__The task__.
Draw out every line with the word "username" from the listing below.

----------

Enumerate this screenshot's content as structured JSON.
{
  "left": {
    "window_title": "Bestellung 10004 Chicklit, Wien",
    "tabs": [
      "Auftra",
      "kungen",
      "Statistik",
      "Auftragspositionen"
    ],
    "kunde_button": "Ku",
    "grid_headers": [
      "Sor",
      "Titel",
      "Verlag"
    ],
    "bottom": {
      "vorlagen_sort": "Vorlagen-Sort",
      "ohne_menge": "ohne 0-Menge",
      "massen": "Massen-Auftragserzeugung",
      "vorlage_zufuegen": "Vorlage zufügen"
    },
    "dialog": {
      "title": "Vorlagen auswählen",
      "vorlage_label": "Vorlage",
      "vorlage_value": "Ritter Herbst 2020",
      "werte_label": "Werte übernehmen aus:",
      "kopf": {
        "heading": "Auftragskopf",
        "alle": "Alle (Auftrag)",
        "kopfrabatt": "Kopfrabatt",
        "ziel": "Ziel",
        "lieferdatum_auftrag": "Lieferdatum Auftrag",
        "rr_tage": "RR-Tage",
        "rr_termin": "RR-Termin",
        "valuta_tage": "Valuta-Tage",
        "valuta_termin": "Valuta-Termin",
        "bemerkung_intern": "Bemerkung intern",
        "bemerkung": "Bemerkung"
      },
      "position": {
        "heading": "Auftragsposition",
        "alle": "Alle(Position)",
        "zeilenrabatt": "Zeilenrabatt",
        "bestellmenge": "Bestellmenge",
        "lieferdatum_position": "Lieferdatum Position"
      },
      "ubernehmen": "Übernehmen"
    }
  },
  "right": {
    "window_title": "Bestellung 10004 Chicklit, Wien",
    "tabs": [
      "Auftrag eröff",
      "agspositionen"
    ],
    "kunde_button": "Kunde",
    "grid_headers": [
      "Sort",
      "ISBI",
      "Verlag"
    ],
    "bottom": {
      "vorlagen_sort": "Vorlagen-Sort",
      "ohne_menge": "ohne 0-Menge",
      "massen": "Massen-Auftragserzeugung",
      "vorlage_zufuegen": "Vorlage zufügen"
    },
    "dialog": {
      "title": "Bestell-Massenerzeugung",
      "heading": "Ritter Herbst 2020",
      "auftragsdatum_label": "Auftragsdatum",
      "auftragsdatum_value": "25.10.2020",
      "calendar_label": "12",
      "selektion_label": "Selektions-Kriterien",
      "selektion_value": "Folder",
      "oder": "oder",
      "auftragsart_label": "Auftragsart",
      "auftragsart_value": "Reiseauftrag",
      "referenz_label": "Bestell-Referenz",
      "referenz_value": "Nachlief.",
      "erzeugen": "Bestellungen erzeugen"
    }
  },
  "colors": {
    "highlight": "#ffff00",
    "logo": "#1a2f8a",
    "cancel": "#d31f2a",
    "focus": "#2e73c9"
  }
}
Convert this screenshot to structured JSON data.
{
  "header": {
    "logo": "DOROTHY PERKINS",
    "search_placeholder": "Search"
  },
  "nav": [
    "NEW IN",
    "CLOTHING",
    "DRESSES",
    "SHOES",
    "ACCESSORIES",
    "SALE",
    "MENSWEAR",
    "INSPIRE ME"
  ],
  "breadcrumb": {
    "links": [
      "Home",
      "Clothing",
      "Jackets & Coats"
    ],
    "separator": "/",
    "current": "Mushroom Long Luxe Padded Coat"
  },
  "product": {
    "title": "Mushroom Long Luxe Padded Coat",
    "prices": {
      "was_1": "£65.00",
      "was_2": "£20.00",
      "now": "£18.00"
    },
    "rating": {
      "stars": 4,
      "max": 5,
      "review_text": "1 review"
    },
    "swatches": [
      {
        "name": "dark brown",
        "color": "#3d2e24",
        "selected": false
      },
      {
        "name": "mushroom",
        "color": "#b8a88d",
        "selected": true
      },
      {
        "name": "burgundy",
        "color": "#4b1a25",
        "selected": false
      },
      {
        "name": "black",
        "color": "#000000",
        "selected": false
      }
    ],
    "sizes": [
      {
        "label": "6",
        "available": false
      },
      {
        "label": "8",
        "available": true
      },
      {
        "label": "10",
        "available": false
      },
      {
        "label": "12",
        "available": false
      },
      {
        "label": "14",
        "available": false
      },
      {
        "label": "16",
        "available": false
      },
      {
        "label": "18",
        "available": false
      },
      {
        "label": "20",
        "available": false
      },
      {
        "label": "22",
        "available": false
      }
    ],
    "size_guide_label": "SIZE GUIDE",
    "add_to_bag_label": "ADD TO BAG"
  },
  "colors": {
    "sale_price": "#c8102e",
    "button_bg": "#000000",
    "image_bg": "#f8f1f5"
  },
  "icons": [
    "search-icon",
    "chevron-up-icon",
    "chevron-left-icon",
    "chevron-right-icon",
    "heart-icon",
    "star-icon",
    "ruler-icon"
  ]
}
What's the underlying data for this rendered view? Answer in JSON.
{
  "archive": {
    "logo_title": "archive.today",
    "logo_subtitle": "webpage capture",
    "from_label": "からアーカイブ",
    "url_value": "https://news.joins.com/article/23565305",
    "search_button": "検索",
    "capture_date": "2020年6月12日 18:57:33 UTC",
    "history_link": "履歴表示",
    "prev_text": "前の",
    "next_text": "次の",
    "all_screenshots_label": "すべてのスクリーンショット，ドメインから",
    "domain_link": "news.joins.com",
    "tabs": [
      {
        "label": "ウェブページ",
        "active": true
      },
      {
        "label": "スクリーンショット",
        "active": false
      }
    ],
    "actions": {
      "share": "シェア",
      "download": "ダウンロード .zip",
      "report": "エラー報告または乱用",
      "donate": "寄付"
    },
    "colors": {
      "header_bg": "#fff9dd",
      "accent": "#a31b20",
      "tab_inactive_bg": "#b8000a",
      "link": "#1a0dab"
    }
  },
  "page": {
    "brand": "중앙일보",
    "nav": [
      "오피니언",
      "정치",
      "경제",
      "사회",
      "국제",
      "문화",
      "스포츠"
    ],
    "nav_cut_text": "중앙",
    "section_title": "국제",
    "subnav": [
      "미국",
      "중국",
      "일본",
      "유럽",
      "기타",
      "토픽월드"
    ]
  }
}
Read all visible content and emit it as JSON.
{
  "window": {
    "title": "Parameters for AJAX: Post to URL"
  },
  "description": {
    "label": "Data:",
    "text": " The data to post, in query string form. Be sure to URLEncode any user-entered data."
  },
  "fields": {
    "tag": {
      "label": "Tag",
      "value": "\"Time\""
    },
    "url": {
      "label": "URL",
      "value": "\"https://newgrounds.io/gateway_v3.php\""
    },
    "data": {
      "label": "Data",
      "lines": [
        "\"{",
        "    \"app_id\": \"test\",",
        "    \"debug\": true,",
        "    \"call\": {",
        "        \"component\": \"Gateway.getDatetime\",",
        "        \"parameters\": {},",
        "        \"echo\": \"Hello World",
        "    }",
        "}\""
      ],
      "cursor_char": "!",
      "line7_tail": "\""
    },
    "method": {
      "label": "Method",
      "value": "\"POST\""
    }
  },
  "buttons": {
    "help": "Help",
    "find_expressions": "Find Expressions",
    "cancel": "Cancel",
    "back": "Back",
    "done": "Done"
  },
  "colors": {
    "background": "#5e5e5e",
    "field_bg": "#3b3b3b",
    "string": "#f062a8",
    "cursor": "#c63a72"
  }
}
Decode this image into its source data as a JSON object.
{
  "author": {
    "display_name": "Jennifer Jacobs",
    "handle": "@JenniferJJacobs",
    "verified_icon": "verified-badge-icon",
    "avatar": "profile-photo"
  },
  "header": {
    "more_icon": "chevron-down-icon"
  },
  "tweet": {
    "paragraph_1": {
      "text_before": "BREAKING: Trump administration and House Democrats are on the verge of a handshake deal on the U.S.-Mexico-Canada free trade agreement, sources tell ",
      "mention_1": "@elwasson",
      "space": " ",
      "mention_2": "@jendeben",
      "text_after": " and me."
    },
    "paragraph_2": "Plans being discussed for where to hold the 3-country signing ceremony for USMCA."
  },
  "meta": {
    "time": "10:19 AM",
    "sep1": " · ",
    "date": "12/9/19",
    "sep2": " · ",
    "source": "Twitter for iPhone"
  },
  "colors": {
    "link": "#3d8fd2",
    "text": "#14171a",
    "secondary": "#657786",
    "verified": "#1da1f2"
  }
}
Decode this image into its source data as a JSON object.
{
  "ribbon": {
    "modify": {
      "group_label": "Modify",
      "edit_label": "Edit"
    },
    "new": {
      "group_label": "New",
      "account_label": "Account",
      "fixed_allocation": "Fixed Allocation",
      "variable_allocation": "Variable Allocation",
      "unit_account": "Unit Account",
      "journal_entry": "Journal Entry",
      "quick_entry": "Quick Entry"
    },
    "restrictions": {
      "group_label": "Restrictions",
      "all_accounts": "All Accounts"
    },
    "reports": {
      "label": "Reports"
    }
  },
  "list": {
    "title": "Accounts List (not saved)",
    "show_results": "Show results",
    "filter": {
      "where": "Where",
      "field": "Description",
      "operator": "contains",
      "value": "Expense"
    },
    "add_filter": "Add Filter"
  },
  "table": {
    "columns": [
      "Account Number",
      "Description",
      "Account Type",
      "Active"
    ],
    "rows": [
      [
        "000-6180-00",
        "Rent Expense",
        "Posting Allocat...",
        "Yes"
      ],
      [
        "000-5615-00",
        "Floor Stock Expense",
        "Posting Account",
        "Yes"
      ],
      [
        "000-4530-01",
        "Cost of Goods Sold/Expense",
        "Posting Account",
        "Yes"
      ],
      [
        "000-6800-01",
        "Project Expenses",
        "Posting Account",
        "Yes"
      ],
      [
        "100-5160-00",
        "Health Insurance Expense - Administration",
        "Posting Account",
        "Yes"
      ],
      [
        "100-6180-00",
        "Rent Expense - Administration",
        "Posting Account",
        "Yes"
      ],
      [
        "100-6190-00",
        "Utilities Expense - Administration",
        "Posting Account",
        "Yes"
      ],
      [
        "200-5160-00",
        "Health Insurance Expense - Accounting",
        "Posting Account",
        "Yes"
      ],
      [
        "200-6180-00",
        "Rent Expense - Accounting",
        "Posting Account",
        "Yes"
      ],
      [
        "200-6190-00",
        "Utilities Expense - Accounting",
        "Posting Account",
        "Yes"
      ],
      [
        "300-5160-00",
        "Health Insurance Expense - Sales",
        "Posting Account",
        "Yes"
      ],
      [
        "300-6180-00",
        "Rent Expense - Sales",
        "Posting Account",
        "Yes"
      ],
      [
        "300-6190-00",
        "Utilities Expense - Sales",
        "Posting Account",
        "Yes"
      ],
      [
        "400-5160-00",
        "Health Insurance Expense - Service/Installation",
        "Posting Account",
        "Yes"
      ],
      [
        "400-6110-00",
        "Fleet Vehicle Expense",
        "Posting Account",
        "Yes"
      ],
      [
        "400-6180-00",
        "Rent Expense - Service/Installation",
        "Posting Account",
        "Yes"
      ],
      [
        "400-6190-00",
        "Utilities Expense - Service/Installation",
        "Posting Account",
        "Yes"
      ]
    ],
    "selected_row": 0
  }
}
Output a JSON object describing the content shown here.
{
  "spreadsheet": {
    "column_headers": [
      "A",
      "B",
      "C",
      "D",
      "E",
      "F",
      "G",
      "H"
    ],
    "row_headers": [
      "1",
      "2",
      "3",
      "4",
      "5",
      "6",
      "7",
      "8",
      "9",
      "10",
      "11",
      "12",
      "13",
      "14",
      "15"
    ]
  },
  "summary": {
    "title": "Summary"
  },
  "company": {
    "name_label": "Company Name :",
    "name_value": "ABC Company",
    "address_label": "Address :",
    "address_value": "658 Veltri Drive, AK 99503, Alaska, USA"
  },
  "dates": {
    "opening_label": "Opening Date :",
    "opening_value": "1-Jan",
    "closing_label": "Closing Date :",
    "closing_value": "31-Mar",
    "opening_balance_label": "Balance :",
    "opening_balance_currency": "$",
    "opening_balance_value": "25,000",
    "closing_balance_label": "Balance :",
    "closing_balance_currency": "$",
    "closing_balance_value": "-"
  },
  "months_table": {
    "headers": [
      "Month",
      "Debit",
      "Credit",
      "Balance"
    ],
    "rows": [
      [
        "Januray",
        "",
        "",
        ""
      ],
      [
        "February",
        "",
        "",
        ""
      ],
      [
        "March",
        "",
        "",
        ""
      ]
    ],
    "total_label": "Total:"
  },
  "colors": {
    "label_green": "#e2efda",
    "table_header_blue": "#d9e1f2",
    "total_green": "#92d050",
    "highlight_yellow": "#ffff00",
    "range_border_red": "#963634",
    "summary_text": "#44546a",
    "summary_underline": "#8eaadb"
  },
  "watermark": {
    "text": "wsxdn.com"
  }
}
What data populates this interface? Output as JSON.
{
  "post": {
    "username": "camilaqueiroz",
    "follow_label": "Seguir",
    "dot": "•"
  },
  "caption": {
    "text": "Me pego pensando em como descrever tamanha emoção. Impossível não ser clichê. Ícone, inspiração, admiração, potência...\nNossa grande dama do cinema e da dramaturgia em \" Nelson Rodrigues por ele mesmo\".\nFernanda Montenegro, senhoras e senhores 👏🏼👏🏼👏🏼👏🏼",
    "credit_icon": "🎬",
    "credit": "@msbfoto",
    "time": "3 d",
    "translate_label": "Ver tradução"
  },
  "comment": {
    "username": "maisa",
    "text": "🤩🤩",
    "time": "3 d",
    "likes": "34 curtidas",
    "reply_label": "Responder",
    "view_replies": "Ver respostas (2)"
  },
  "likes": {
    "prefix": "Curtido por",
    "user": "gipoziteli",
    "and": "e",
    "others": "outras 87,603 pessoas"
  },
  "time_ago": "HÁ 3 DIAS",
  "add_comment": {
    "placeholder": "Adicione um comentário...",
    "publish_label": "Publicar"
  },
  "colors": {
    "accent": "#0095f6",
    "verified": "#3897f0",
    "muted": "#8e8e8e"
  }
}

----------

__Full response__.
    "username": "camilaqueiroz",
    "username": "maisa",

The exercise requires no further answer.